PROBLEM TO WORK ON
Copy out all lines in the data below containing the string "Côtes".

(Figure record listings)

-- start --

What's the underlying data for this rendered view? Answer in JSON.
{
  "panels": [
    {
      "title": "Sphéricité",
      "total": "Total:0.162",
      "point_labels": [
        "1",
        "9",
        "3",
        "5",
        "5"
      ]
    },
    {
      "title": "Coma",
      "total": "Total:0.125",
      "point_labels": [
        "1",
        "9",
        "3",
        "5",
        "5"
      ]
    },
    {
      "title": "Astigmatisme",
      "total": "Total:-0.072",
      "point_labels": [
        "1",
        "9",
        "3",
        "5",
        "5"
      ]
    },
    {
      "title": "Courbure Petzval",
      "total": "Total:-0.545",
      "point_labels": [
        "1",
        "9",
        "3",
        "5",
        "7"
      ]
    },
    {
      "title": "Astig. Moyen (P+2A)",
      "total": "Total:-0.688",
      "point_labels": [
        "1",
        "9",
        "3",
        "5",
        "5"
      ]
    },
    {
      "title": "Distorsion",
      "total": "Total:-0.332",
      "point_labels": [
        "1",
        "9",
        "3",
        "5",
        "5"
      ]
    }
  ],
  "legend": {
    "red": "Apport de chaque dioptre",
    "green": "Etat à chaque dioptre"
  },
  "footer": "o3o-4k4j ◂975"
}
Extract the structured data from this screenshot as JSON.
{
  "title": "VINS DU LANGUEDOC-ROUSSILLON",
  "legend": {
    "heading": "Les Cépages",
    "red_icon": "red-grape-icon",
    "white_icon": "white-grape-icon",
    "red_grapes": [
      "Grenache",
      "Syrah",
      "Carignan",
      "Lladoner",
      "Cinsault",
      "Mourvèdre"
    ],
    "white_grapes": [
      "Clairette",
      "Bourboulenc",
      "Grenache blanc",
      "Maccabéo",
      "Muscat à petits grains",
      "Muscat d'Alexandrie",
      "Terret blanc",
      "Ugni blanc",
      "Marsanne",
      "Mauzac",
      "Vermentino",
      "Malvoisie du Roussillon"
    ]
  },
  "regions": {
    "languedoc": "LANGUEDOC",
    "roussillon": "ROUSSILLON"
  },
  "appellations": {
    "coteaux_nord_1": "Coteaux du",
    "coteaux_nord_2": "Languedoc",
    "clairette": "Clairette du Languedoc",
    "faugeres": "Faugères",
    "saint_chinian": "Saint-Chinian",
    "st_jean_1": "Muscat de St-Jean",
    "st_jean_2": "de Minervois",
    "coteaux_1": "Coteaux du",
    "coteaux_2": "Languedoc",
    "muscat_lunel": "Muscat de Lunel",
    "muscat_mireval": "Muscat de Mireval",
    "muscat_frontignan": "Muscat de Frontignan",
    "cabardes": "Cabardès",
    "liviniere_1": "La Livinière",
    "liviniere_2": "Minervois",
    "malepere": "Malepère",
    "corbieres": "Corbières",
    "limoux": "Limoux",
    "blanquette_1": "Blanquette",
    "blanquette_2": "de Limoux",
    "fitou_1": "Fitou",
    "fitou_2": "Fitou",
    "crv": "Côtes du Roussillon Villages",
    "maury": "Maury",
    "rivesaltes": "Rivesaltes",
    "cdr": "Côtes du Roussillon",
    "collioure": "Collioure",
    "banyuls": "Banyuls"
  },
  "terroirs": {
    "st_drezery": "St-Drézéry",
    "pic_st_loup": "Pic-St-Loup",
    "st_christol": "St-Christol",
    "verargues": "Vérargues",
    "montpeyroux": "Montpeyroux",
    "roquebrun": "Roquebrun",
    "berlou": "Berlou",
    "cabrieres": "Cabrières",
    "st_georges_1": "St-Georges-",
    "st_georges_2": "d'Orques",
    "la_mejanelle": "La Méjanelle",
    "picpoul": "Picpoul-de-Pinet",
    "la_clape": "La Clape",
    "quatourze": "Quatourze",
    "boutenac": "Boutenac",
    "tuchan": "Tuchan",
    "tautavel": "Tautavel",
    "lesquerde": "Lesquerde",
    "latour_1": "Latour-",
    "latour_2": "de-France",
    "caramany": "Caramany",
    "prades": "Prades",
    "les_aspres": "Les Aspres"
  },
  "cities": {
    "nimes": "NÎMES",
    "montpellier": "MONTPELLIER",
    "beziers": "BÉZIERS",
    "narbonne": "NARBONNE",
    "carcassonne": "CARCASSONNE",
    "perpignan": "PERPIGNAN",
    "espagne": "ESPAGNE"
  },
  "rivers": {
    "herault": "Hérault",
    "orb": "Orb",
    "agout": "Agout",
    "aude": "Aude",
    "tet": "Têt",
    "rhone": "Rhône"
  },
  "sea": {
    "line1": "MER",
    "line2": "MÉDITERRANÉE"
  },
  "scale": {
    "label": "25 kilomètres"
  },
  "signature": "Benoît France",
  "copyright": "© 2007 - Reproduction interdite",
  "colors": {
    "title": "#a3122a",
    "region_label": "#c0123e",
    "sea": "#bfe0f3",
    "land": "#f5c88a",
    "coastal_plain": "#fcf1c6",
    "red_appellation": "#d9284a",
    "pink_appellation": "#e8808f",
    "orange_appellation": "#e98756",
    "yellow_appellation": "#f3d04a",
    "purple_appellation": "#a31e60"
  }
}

-- end --

THE ANSWER
    "crv": "Côtes du Roussillon Villages",
    "cdr": "Côtes du Roussillon",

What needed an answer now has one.